Task details: Set the listing down again in full, word for word, with the pictures left out.

Dataset entries:
::::::::

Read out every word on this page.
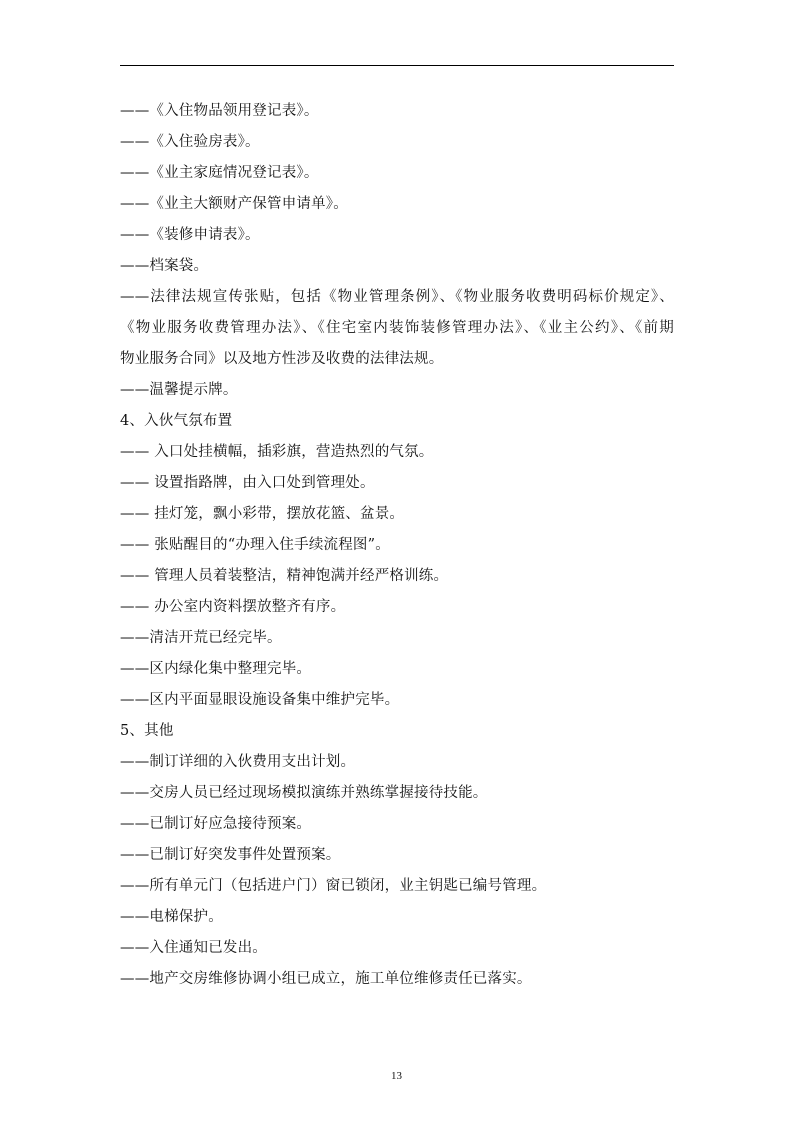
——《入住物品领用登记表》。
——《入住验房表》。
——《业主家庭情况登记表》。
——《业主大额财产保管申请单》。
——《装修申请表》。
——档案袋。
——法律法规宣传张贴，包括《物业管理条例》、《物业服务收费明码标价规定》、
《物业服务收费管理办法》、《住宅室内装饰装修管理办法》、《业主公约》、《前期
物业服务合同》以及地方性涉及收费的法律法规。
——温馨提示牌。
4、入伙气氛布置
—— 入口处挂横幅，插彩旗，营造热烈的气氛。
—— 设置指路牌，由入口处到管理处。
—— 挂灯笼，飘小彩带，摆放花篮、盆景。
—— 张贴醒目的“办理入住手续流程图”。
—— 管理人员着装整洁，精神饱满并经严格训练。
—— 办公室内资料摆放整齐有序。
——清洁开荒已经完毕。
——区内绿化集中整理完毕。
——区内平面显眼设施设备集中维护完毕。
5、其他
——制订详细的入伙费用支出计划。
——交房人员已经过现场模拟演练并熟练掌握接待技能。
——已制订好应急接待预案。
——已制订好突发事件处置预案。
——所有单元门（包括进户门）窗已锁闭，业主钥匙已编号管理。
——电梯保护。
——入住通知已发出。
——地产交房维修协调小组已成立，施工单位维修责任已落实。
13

::::::::

Written solution:
Read out every word on this page.
——《入住物品领用登记表》。
——《入住验房表》。
——《业主家庭情况登记表》。
——《业主大额财产保管申请单》。
——《装修申请表》。
——档案袋。
——法律法规宣传张贴，包括《物业管理条例》、《物业服务收费明码标价规定》、
《物业服务收费管理办法》、《住宅室内装饰装修管理办法》、《业主公约》、《前期
物业服务合同》以及地方性涉及收费的法律法规。
——温馨提示牌。
4、入伙气氛布置
—— 入口处挂横幅，插彩旗，营造热烈的气氛。
—— 设置指路牌，由入口处到管理处。
—— 挂灯笼，飘小彩带，摆放花篮、盆景。
—— 张贴醒目的“办理入住手续流程图”。
—— 管理人员着装整洁，精神饱满并经严格训练。
—— 办公室内资料摆放整齐有序。
——清洁开荒已经完毕。
——区内绿化集中整理完毕。
——区内平面显眼设施设备集中维护完毕。
5、其他
——制订详细的入伙费用支出计划。
——交房人员已经过现场模拟演练并熟练掌握接待技能。
——已制订好应急接待预案。
——已制订好突发事件处置预案。
——所有单元门（包括进户门）窗已锁闭，业主钥匙已编号管理。
——电梯保护。
——入住通知已发出。
——地产交房维修协调小组已成立，施工单位维修责任已落实。
13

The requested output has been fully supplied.